(Saved entries)
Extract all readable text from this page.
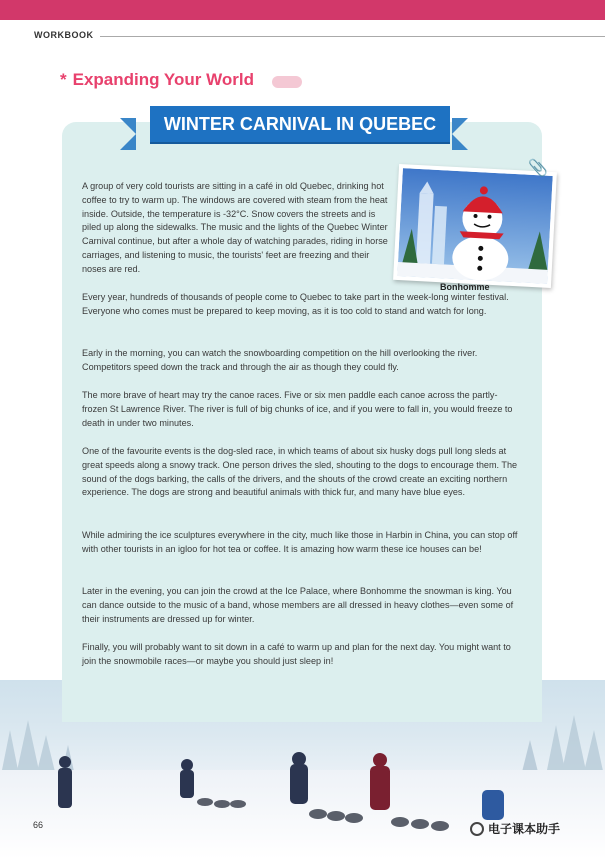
WORKBOOK
* Expanding Your World
WINTER CARNIVAL IN QUEBEC
📎
Bonhomme

A group of very cold tourists are sitting in a café in old Quebec, drinking hot coffee to try to warm up. The windows are covered with steam from the heat inside. Outside, the temperature is -32°C. Snow covers the streets and is piled up along the sidewalks. The music and the lights of the Quebec Winter Carnival continue, but after a whole day of watching parades, riding in horse carriages, and listening to music, the tourists' feet are freezing and their noses are red.

Every year, hundreds of thousands of people come to Quebec to take part in the week-long winter festival. Everyone who comes must be prepared to keep moving, as it is too cold to stand and watch for long.

Early in the morning, you can watch the snowboarding competition on the hill overlooking the river. Competitors speed down the track and through the air as though they could fly.

The more brave of heart may try the canoe races. Five or six men paddle each canoe across the partly-frozen St Lawrence River. The river is full of big chunks of ice, and if you were to fall in, you would freeze to death in under two minutes.

One of the favourite events is the dog-sled race, in which teams of about six husky dogs pull long sleds at great speeds along a snowy track. One person drives the sled, shouting to the dogs to encourage them. The sound of the dogs barking, the calls of the drivers, and the shouts of the crowd create an exciting northern experience. The dogs are strong and beautiful animals with thick fur, and many have blue eyes.

While admiring the ice sculptures everywhere in the city, much like those in Harbin in China, you can stop off with other tourists in an igloo for hot tea or coffee. It is amazing how warm these ice houses can be!

Later in the evening, you can join the crowd at the Ice Palace, where Bonhomme the snowman is king. You can dance outside to the music of a band, whose members are all dressed in heavy clothes—even some of their instruments are dressed up for winter.

Finally, you will probably want to sit down in a café to warm up and plan for the next day. You might want to join the snowmobile races—or maybe you should just sleep in!

66	电子课本助手
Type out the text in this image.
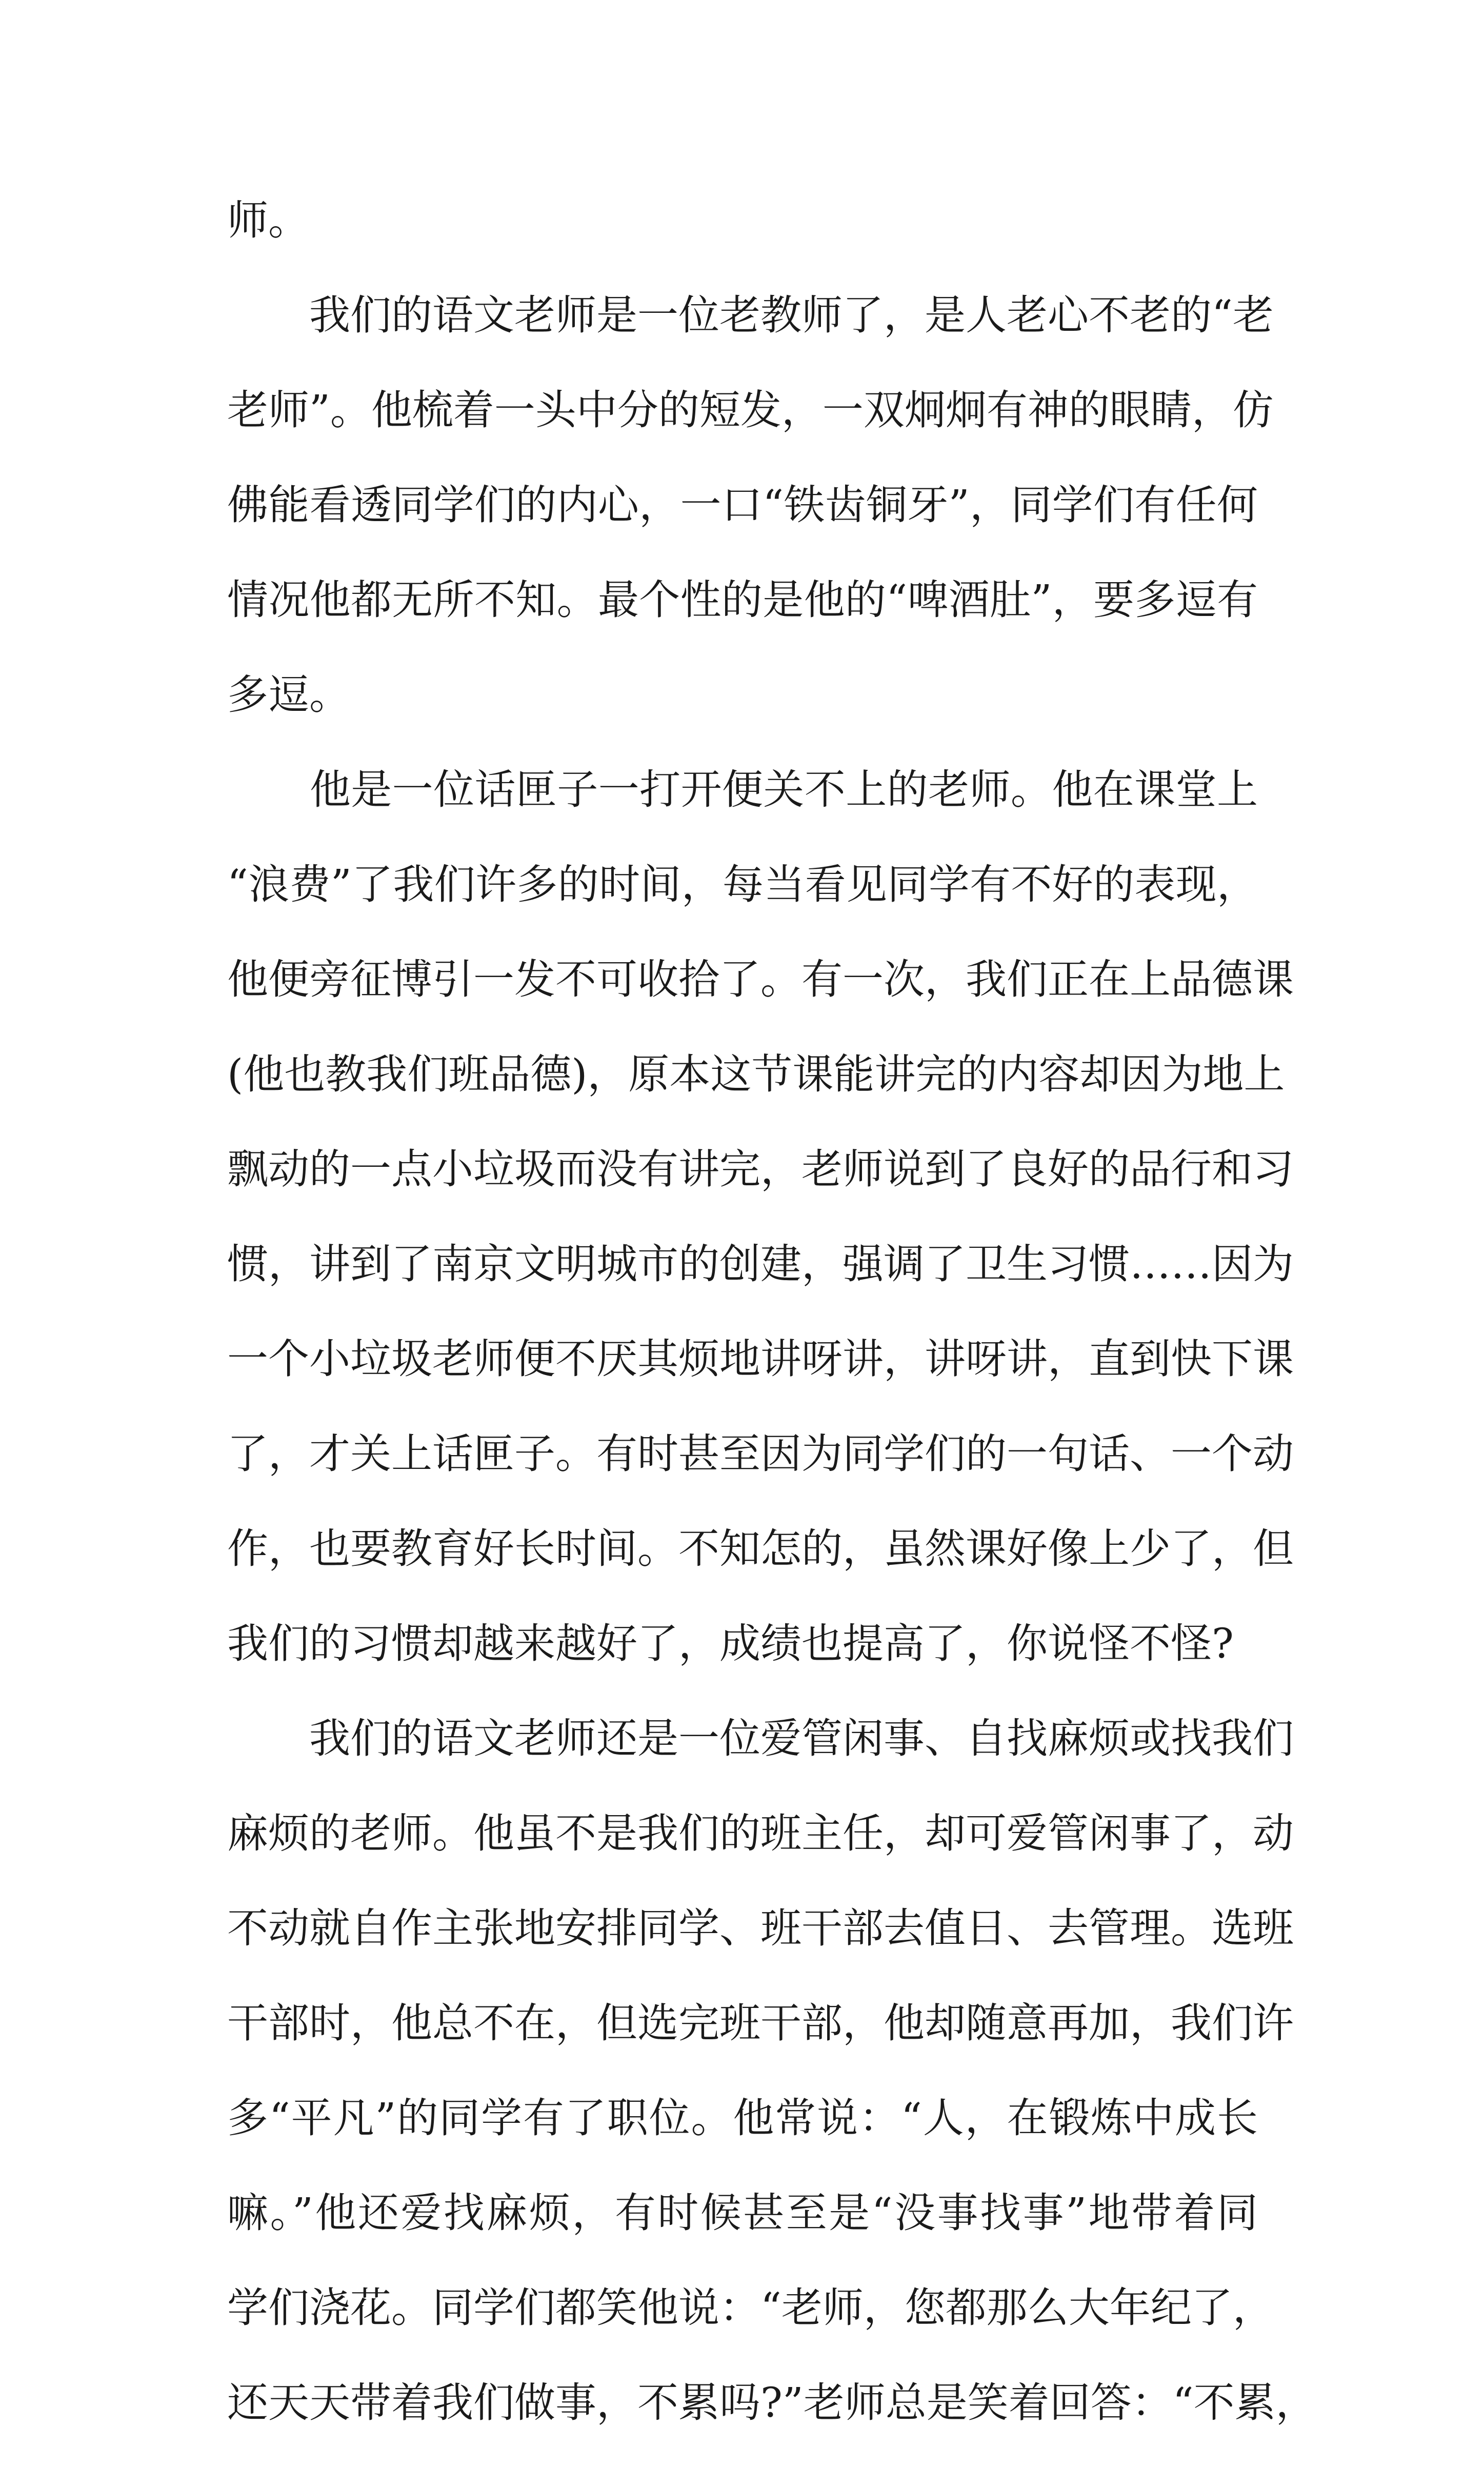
师。
　　我们的语文老师是一位老教师了，是人老心不老的“老
老师”。他梳着一头中分的短发，一双炯炯有神的眼睛，仿
佛能看透同学们的内心，一口“铁齿铜牙”，同学们有任何
情况他都无所不知。最个性的是他的“啤酒肚”，要多逗有
多逗。
　　他是一位话匣子一打开便关不上的老师。他在课堂上
“浪费”了我们许多的时间，每当看见同学有不好的表现，
他便旁征博引一发不可收拾了。有一次，我们正在上品德课
(他也教我们班品德)，原本这节课能讲完的内容却因为地上
飘动的一点小垃圾而没有讲完，老师说到了良好的品行和习
惯，讲到了南京文明城市的创建，强调了卫生习惯……因为
一个小垃圾老师便不厌其烦地讲呀讲，讲呀讲，直到快下课
了，才关上话匣子。有时甚至因为同学们的一句话、一个动
作，也要教育好长时间。不知怎的，虽然课好像上少了，但
我们的习惯却越来越好了，成绩也提高了，你说怪不怪?
　　我们的语文老师还是一位爱管闲事、自找麻烦或找我们
麻烦的老师。他虽不是我们的班主任，却可爱管闲事了，动
不动就自作主张地安排同学、班干部去值日、去管理。选班
干部时，他总不在，但选完班干部，他却随意再加，我们许
多“平凡”的同学有了职位。他常说：“人，在锻炼中成长
嘛。”他还爱找麻烦，有时候甚至是“没事找事”地带着同
学们浇花。同学们都笑他说：“老师，您都那么大年纪了，
还天天带着我们做事，不累吗?”老师总是笑着回答：“不累，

Task directions:
Each entry above is to be written out again unchanged, apart from the pictures, which are left out.

Answer for the task:
Extract all readable text from this page.
WORKBOOK
* Expanding Your World
WINTER CARNIVAL IN QUEBEC
📎
Bonhomme

A group of very cold tourists are sitting in a café in old Quebec, drinking hot coffee to try to warm up. The windows are covered with steam from the heat inside. Outside, the temperature is -32°C. Snow covers the streets and is piled up along the sidewalks. The music and the lights of the Quebec Winter Carnival continue, but after a whole day of watching parades, riding in horse carriages, and listening to music, the tourists' feet are freezing and their noses are red.

Every year, hundreds of thousands of people come to Quebec to take part in the week-long winter festival. Everyone who comes must be prepared to keep moving, as it is too cold to stand and watch for long.

Early in the morning, you can watch the snowboarding competition on the hill overlooking the river. Competitors speed down the track and through the air as though they could fly.

The more brave of heart may try the canoe races. Five or six men paddle each canoe across the partly-frozen St Lawrence River. The river is full of big chunks of ice, and if you were to fall in, you would freeze to death in under two minutes.

One of the favourite events is the dog-sled race, in which teams of about six husky dogs pull long sleds at great speeds along a snowy track. One person drives the sled, shouting to the dogs to encourage them. The sound of the dogs barking, the calls of the drivers, and the shouts of the crowd create an exciting northern experience. The dogs are strong and beautiful animals with thick fur, and many have blue eyes.

While admiring the ice sculptures everywhere in the city, much like those in Harbin in China, you can stop off with other tourists in an igloo for hot tea or coffee. It is amazing how warm these ice houses can be!

Later in the evening, you can join the crowd at the Ice Palace, where Bonhomme the snowman is king. You can dance outside to the music of a band, whose members are all dressed in heavy clothes—even some of their instruments are dressed up for winter.

Finally, you will probably want to sit down in a café to warm up and plan for the next day. You might want to join the snowmobile races—or maybe you should just sleep in!

66	电子课本助手
Type out the text in this image.
师。
　　我们的语文老师是一位老教师了，是人老心不老的“老
老师”。他梳着一头中分的短发，一双炯炯有神的眼睛，仿
佛能看透同学们的内心，一口“铁齿铜牙”，同学们有任何
情况他都无所不知。最个性的是他的“啤酒肚”，要多逗有
多逗。
　　他是一位话匣子一打开便关不上的老师。他在课堂上
“浪费”了我们许多的时间，每当看见同学有不好的表现，
他便旁征博引一发不可收拾了。有一次，我们正在上品德课
(他也教我们班品德)，原本这节课能讲完的内容却因为地上
飘动的一点小垃圾而没有讲完，老师说到了良好的品行和习
惯，讲到了南京文明城市的创建，强调了卫生习惯……因为
一个小垃圾老师便不厌其烦地讲呀讲，讲呀讲，直到快下课
了，才关上话匣子。有时甚至因为同学们的一句话、一个动
作，也要教育好长时间。不知怎的，虽然课好像上少了，但
我们的习惯却越来越好了，成绩也提高了，你说怪不怪?
　　我们的语文老师还是一位爱管闲事、自找麻烦或找我们
麻烦的老师。他虽不是我们的班主任，却可爱管闲事了，动
不动就自作主张地安排同学、班干部去值日、去管理。选班
干部时，他总不在，但选完班干部，他却随意再加，我们许
多“平凡”的同学有了职位。他常说：“人，在锻炼中成长
嘛。”他还爱找麻烦，有时候甚至是“没事找事”地带着同
学们浇花。同学们都笑他说：“老师，您都那么大年纪了，
还天天带着我们做事，不累吗?”老师总是笑着回答：“不累，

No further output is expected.